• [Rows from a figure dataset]

++++++++++++++++++++

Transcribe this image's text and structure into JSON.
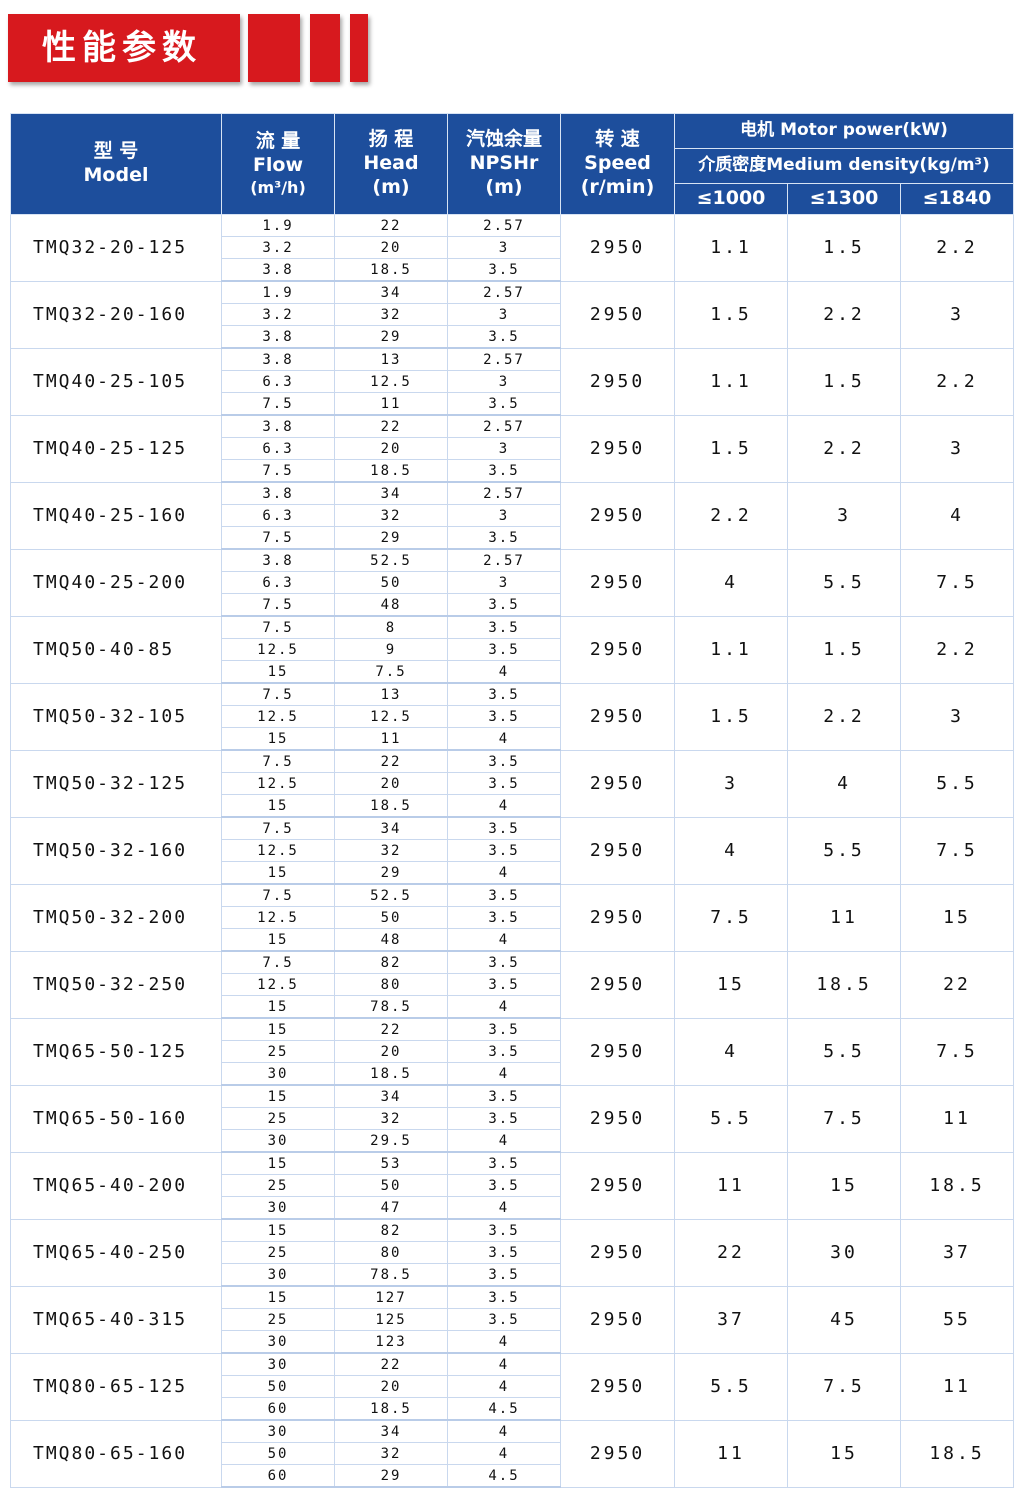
{
  "title": "性能参数",
  "colors": {
    "accent_red": "#d7191e",
    "header_blue": "#1d4e9c"
  },
  "headers": {
    "model_cn": "型 号",
    "model_en": "Model",
    "flow_cn": "流 量",
    "flow_en": "Flow",
    "flow_unit": "(m³/h)",
    "head_cn": "扬 程",
    "head_en": "Head",
    "head_unit": "(m)",
    "npsh_cn": "汽蚀余量",
    "npsh_en": "NPSHr",
    "npsh_unit": "(m)",
    "speed_cn": "转 速",
    "speed_en": "Speed",
    "speed_unit": "(r/min)",
    "motor": "电机 Motor power(kW)",
    "density": "介质密度Medium density(kg/m³)",
    "d1": "≤1000",
    "d2": "≤1300",
    "d3": "≤1840"
  },
  "rows": [
    {
      "model": "TMQ32-20-125",
      "flow": [
        "1.9",
        "3.2",
        "3.8"
      ],
      "head": [
        "22",
        "20",
        "18.5"
      ],
      "npsh": [
        "2.57",
        "3",
        "3.5"
      ],
      "speed": "2950",
      "p": [
        "1.1",
        "1.5",
        "2.2"
      ]
    },
    {
      "model": "TMQ32-20-160",
      "flow": [
        "1.9",
        "3.2",
        "3.8"
      ],
      "head": [
        "34",
        "32",
        "29"
      ],
      "npsh": [
        "2.57",
        "3",
        "3.5"
      ],
      "speed": "2950",
      "p": [
        "1.5",
        "2.2",
        "3"
      ]
    },
    {
      "model": "TMQ40-25-105",
      "flow": [
        "3.8",
        "6.3",
        "7.5"
      ],
      "head": [
        "13",
        "12.5",
        "11"
      ],
      "npsh": [
        "2.57",
        "3",
        "3.5"
      ],
      "speed": "2950",
      "p": [
        "1.1",
        "1.5",
        "2.2"
      ]
    },
    {
      "model": "TMQ40-25-125",
      "flow": [
        "3.8",
        "6.3",
        "7.5"
      ],
      "head": [
        "22",
        "20",
        "18.5"
      ],
      "npsh": [
        "2.57",
        "3",
        "3.5"
      ],
      "speed": "2950",
      "p": [
        "1.5",
        "2.2",
        "3"
      ]
    },
    {
      "model": "TMQ40-25-160",
      "flow": [
        "3.8",
        "6.3",
        "7.5"
      ],
      "head": [
        "34",
        "32",
        "29"
      ],
      "npsh": [
        "2.57",
        "3",
        "3.5"
      ],
      "speed": "2950",
      "p": [
        "2.2",
        "3",
        "4"
      ]
    },
    {
      "model": "TMQ40-25-200",
      "flow": [
        "3.8",
        "6.3",
        "7.5"
      ],
      "head": [
        "52.5",
        "50",
        "48"
      ],
      "npsh": [
        "2.57",
        "3",
        "3.5"
      ],
      "speed": "2950",
      "p": [
        "4",
        "5.5",
        "7.5"
      ]
    },
    {
      "model": "TMQ50-40-85",
      "flow": [
        "7.5",
        "12.5",
        "15"
      ],
      "head": [
        "8",
        "9",
        "7.5"
      ],
      "npsh": [
        "3.5",
        "3.5",
        "4"
      ],
      "speed": "2950",
      "p": [
        "1.1",
        "1.5",
        "2.2"
      ]
    },
    {
      "model": "TMQ50-32-105",
      "flow": [
        "7.5",
        "12.5",
        "15"
      ],
      "head": [
        "13",
        "12.5",
        "11"
      ],
      "npsh": [
        "3.5",
        "3.5",
        "4"
      ],
      "speed": "2950",
      "p": [
        "1.5",
        "2.2",
        "3"
      ]
    },
    {
      "model": "TMQ50-32-125",
      "flow": [
        "7.5",
        "12.5",
        "15"
      ],
      "head": [
        "22",
        "20",
        "18.5"
      ],
      "npsh": [
        "3.5",
        "3.5",
        "4"
      ],
      "speed": "2950",
      "p": [
        "3",
        "4",
        "5.5"
      ]
    },
    {
      "model": "TMQ50-32-160",
      "flow": [
        "7.5",
        "12.5",
        "15"
      ],
      "head": [
        "34",
        "32",
        "29"
      ],
      "npsh": [
        "3.5",
        "3.5",
        "4"
      ],
      "speed": "2950",
      "p": [
        "4",
        "5.5",
        "7.5"
      ]
    },
    {
      "model": "TMQ50-32-200",
      "flow": [
        "7.5",
        "12.5",
        "15"
      ],
      "head": [
        "52.5",
        "50",
        "48"
      ],
      "npsh": [
        "3.5",
        "3.5",
        "4"
      ],
      "speed": "2950",
      "p": [
        "7.5",
        "11",
        "15"
      ]
    },
    {
      "model": "TMQ50-32-250",
      "flow": [
        "7.5",
        "12.5",
        "15"
      ],
      "head": [
        "82",
        "80",
        "78.5"
      ],
      "npsh": [
        "3.5",
        "3.5",
        "4"
      ],
      "speed": "2950",
      "p": [
        "15",
        "18.5",
        "22"
      ]
    },
    {
      "model": "TMQ65-50-125",
      "flow": [
        "15",
        "25",
        "30"
      ],
      "head": [
        "22",
        "20",
        "18.5"
      ],
      "npsh": [
        "3.5",
        "3.5",
        "4"
      ],
      "speed": "2950",
      "p": [
        "4",
        "5.5",
        "7.5"
      ]
    },
    {
      "model": "TMQ65-50-160",
      "flow": [
        "15",
        "25",
        "30"
      ],
      "head": [
        "34",
        "32",
        "29.5"
      ],
      "npsh": [
        "3.5",
        "3.5",
        "4"
      ],
      "speed": "2950",
      "p": [
        "5.5",
        "7.5",
        "11"
      ]
    },
    {
      "model": "TMQ65-40-200",
      "flow": [
        "15",
        "25",
        "30"
      ],
      "head": [
        "53",
        "50",
        "47"
      ],
      "npsh": [
        "3.5",
        "3.5",
        "4"
      ],
      "speed": "2950",
      "p": [
        "11",
        "15",
        "18.5"
      ]
    },
    {
      "model": "TMQ65-40-250",
      "flow": [
        "15",
        "25",
        "30"
      ],
      "head": [
        "82",
        "80",
        "78.5"
      ],
      "npsh": [
        "3.5",
        "3.5",
        "3.5"
      ],
      "speed": "2950",
      "p": [
        "22",
        "30",
        "37"
      ]
    },
    {
      "model": "TMQ65-40-315",
      "flow": [
        "15",
        "25",
        "30"
      ],
      "head": [
        "127",
        "125",
        "123"
      ],
      "npsh": [
        "3.5",
        "3.5",
        "4"
      ],
      "speed": "2950",
      "p": [
        "37",
        "45",
        "55"
      ]
    },
    {
      "model": "TMQ80-65-125",
      "flow": [
        "30",
        "50",
        "60"
      ],
      "head": [
        "22",
        "20",
        "18.5"
      ],
      "npsh": [
        "4",
        "4",
        "4.5"
      ],
      "speed": "2950",
      "p": [
        "5.5",
        "7.5",
        "11"
      ]
    },
    {
      "model": "TMQ80-65-160",
      "flow": [
        "30",
        "50",
        "60"
      ],
      "head": [
        "34",
        "32",
        "29"
      ],
      "npsh": [
        "4",
        "4",
        "4.5"
      ],
      "speed": "2950",
      "p": [
        "11",
        "15",
        "18.5"
      ]
    }
  ]
}
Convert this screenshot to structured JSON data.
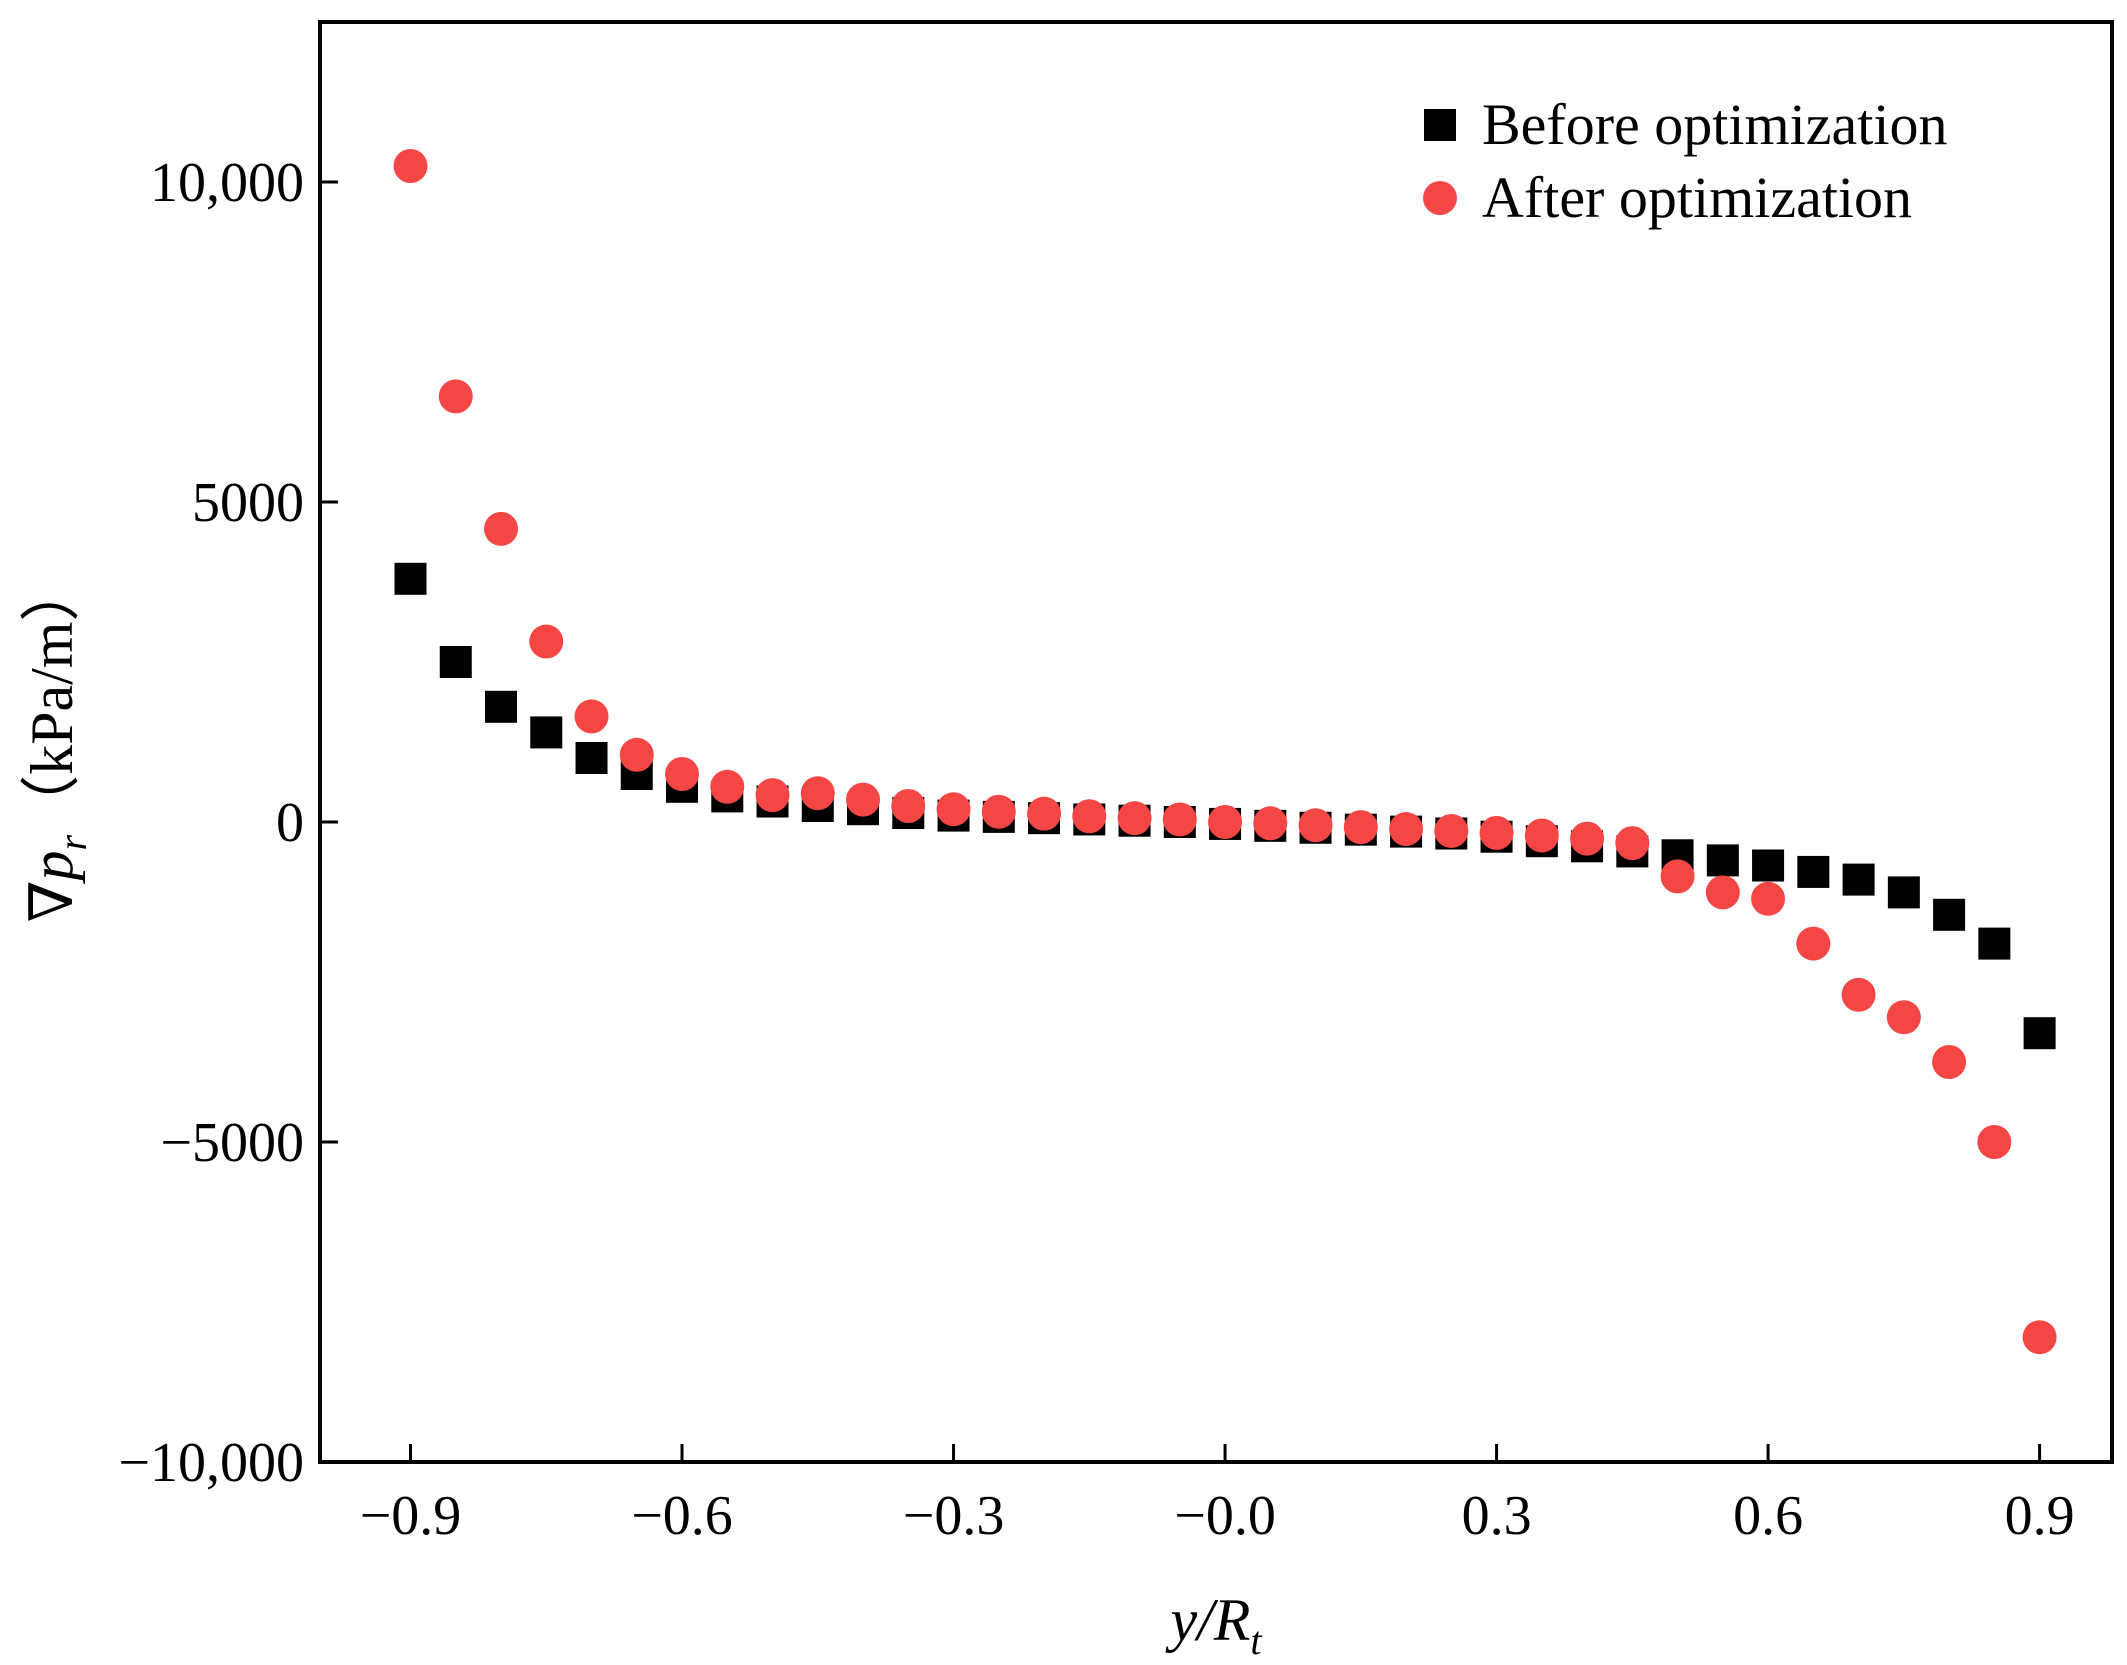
{
  "chart_data": {
    "type": "scatter",
    "xlabel": "y/R",
    "xlabel_subscript": "t",
    "ylabel": "∇p",
    "ylabel_subscript": "r",
    "ylabel_unit": "（kPa/m）",
    "xlim": [
      -1.0,
      0.98
    ],
    "ylim": [
      -10000,
      12500
    ],
    "x_ticks": [
      -0.9,
      -0.6,
      -0.3,
      0.0,
      0.3,
      0.6,
      0.9
    ],
    "x_tick_labels": [
      "−0.9",
      "−0.6",
      "−0.3",
      "−0.0",
      "0.3",
      "0.6",
      "0.9"
    ],
    "y_ticks": [
      10000,
      5000,
      0,
      -5000,
      -10000
    ],
    "y_tick_labels": [
      "10,000",
      "5000",
      "0",
      "−5000",
      "−10,000"
    ],
    "grid": false,
    "legend_position": "top-right",
    "series": [
      {
        "name": "Before optimization",
        "marker": "square",
        "color": "#000000",
        "x": [
          -0.9,
          -0.85,
          -0.8,
          -0.75,
          -0.7,
          -0.65,
          -0.6,
          -0.55,
          -0.5,
          -0.45,
          -0.4,
          -0.35,
          -0.3,
          -0.25,
          -0.2,
          -0.15,
          -0.1,
          -0.05,
          0.0,
          0.05,
          0.1,
          0.15,
          0.2,
          0.25,
          0.3,
          0.35,
          0.4,
          0.45,
          0.5,
          0.55,
          0.6,
          0.65,
          0.7,
          0.75,
          0.8,
          0.85,
          0.9
        ],
        "y": [
          3800,
          2500,
          1800,
          1400,
          1000,
          750,
          550,
          400,
          320,
          250,
          200,
          140,
          100,
          80,
          60,
          40,
          20,
          0,
          -30,
          -60,
          -90,
          -120,
          -150,
          -180,
          -230,
          -300,
          -380,
          -460,
          -520,
          -600,
          -680,
          -780,
          -900,
          -1100,
          -1450,
          -1900,
          -3300
        ]
      },
      {
        "name": "After optimization",
        "marker": "circle",
        "color": "#f54646",
        "x": [
          -0.9,
          -0.85,
          -0.8,
          -0.75,
          -0.7,
          -0.65,
          -0.6,
          -0.55,
          -0.5,
          -0.45,
          -0.4,
          -0.35,
          -0.3,
          -0.25,
          -0.2,
          -0.15,
          -0.1,
          -0.05,
          0.0,
          0.05,
          0.1,
          0.15,
          0.2,
          0.25,
          0.3,
          0.35,
          0.4,
          0.45,
          0.5,
          0.55,
          0.6,
          0.65,
          0.7,
          0.75,
          0.8,
          0.85,
          0.9
        ],
        "y": [
          10250,
          6650,
          4580,
          2820,
          1650,
          1050,
          750,
          550,
          420,
          450,
          350,
          250,
          200,
          160,
          130,
          90,
          60,
          40,
          0,
          -20,
          -50,
          -80,
          -110,
          -140,
          -170,
          -210,
          -260,
          -330,
          -850,
          -1100,
          -1200,
          -1900,
          -2700,
          -3050,
          -3750,
          -5000,
          -8050
        ]
      }
    ]
  }
}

++++++++++++++++++++

• [Brief] Count every line of the records that holds "JSON". State the number, nothing else.

• [Correct result] 2